> [YOUR TASK]:
Extract each line of the data below exactly as written.

:: DATA SUPPLIED

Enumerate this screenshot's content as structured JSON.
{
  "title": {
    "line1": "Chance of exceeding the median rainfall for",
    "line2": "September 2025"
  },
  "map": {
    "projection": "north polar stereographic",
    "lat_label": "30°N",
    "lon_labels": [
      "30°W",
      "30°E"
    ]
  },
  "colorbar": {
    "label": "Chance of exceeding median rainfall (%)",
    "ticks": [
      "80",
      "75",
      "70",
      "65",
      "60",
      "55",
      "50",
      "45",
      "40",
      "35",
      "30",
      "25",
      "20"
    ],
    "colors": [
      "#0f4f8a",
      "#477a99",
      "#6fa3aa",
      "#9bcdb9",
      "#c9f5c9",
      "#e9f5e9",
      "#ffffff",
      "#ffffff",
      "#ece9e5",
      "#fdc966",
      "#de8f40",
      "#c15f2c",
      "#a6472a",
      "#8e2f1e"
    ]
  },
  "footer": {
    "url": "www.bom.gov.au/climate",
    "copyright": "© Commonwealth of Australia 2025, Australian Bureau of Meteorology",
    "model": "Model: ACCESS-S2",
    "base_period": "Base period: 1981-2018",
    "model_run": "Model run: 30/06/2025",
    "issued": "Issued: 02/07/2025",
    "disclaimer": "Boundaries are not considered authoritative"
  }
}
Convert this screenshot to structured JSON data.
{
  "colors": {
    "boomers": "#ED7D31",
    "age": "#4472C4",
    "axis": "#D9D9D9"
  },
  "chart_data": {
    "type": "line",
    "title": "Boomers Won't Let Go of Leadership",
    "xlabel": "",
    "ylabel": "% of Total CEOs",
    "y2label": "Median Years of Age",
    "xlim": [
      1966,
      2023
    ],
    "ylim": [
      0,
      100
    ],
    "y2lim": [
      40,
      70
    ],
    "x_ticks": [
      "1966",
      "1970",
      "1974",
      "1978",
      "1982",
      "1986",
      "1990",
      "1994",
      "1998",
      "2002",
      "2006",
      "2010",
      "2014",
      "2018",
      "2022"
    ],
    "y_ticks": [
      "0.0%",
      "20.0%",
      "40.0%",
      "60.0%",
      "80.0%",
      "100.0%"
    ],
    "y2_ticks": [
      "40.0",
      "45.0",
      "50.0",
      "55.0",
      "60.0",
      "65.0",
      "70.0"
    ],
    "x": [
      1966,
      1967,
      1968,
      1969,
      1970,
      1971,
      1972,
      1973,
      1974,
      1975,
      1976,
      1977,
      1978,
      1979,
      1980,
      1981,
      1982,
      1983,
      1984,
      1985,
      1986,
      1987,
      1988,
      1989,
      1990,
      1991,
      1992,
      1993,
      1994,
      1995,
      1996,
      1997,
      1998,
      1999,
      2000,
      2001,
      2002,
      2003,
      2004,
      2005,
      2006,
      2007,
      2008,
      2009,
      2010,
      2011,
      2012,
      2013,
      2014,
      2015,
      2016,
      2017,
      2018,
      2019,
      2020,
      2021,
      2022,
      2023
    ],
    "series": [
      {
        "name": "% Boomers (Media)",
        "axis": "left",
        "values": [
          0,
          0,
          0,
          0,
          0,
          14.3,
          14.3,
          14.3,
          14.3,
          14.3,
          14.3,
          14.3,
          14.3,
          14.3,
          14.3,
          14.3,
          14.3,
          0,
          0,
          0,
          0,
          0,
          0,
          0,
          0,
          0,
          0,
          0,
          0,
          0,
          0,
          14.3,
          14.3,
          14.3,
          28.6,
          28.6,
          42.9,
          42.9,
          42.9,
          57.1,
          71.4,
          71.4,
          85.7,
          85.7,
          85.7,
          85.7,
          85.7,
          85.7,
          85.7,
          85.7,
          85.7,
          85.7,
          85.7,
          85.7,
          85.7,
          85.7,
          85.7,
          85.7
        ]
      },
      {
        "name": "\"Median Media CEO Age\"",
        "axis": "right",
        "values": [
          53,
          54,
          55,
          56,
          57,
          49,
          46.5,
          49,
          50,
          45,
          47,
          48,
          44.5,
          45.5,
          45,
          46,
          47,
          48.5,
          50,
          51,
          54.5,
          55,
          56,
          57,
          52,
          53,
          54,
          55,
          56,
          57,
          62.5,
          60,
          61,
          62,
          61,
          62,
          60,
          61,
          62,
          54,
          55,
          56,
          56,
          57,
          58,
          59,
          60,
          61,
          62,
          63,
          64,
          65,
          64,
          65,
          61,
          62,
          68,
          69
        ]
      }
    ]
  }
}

::::

> [ANSWER TO THE TASK]:
Enumerate this screenshot's content as structured JSON.
{
  "title": {
    "line1": "Chance of exceeding the median rainfall for",
    "line2": "September 2025"
  },
  "map": {
    "projection": "north polar stereographic",
    "lat_label": "30°N",
    "lon_labels": [
      "30°W",
      "30°E"
    ]
  },
  "colorbar": {
    "label": "Chance of exceeding median rainfall (%)",
    "ticks": [
      "80",
      "75",
      "70",
      "65",
      "60",
      "55",
      "50",
      "45",
      "40",
      "35",
      "30",
      "25",
      "20"
    ],
    "colors": [
      "#0f4f8a",
      "#477a99",
      "#6fa3aa",
      "#9bcdb9",
      "#c9f5c9",
      "#e9f5e9",
      "#ffffff",
      "#ffffff",
      "#ece9e5",
      "#fdc966",
      "#de8f40",
      "#c15f2c",
      "#a6472a",
      "#8e2f1e"
    ]
  },
  "footer": {
    "url": "www.bom.gov.au/climate",
    "copyright": "© Commonwealth of Australia 2025, Australian Bureau of Meteorology",
    "model": "Model: ACCESS-S2",
    "base_period": "Base period: 1981-2018",
    "model_run": "Model run: 30/06/2025",
    "issued": "Issued: 02/07/2025",
    "disclaimer": "Boundaries are not considered authoritative"
  }
}
Convert this screenshot to structured JSON data.
{
  "colors": {
    "boomers": "#ED7D31",
    "age": "#4472C4",
    "axis": "#D9D9D9"
  },
  "chart_data": {
    "type": "line",
    "title": "Boomers Won't Let Go of Leadership",
    "xlabel": "",
    "ylabel": "% of Total CEOs",
    "y2label": "Median Years of Age",
    "xlim": [
      1966,
      2023
    ],
    "ylim": [
      0,
      100
    ],
    "y2lim": [
      40,
      70
    ],
    "x_ticks": [
      "1966",
      "1970",
      "1974",
      "1978",
      "1982",
      "1986",
      "1990",
      "1994",
      "1998",
      "2002",
      "2006",
      "2010",
      "2014",
      "2018",
      "2022"
    ],
    "y_ticks": [
      "0.0%",
      "20.0%",
      "40.0%",
      "60.0%",
      "80.0%",
      "100.0%"
    ],
    "y2_ticks": [
      "40.0",
      "45.0",
      "50.0",
      "55.0",
      "60.0",
      "65.0",
      "70.0"
    ],
    "x": [
      1966,
      1967,
      1968,
      1969,
      1970,
      1971,
      1972,
      1973,
      1974,
      1975,
      1976,
      1977,
      1978,
      1979,
      1980,
      1981,
      1982,
      1983,
      1984,
      1985,
      1986,
      1987,
      1988,
      1989,
      1990,
      1991,
      1992,
      1993,
      1994,
      1995,
      1996,
      1997,
      1998,
      1999,
      2000,
      2001,
      2002,
      2003,
      2004,
      2005,
      2006,
      2007,
      2008,
      2009,
      2010,
      2011,
      2012,
      2013,
      2014,
      2015,
      2016,
      2017,
      2018,
      2019,
      2020,
      2021,
      2022,
      2023
    ],
    "series": [
      {
        "name": "% Boomers (Media)",
        "axis": "left",
        "values": [
          0,
          0,
          0,
          0,
          0,
          14.3,
          14.3,
          14.3,
          14.3,
          14.3,
          14.3,
          14.3,
          14.3,
          14.3,
          14.3,
          14.3,
          14.3,
          0,
          0,
          0,
          0,
          0,
          0,
          0,
          0,
          0,
          0,
          0,
          0,
          0,
          0,
          14.3,
          14.3,
          14.3,
          28.6,
          28.6,
          42.9,
          42.9,
          42.9,
          57.1,
          71.4,
          71.4,
          85.7,
          85.7,
          85.7,
          85.7,
          85.7,
          85.7,
          85.7,
          85.7,
          85.7,
          85.7,
          85.7,
          85.7,
          85.7,
          85.7,
          85.7,
          85.7
        ]
      },
      {
        "name": "\"Median Media CEO Age\"",
        "axis": "right",
        "values": [
          53,
          54,
          55,
          56,
          57,
          49,
          46.5,
          49,
          50,
          45,
          47,
          48,
          44.5,
          45.5,
          45,
          46,
          47,
          48.5,
          50,
          51,
          54.5,
          55,
          56,
          57,
          52,
          53,
          54,
          55,
          56,
          57,
          62.5,
          60,
          61,
          62,
          61,
          62,
          60,
          61,
          62,
          54,
          55,
          56,
          56,
          57,
          58,
          59,
          60,
          61,
          62,
          63,
          64,
          65,
          64,
          65,
          61,
          62,
          68,
          69
        ]
      }
    ]
  }
}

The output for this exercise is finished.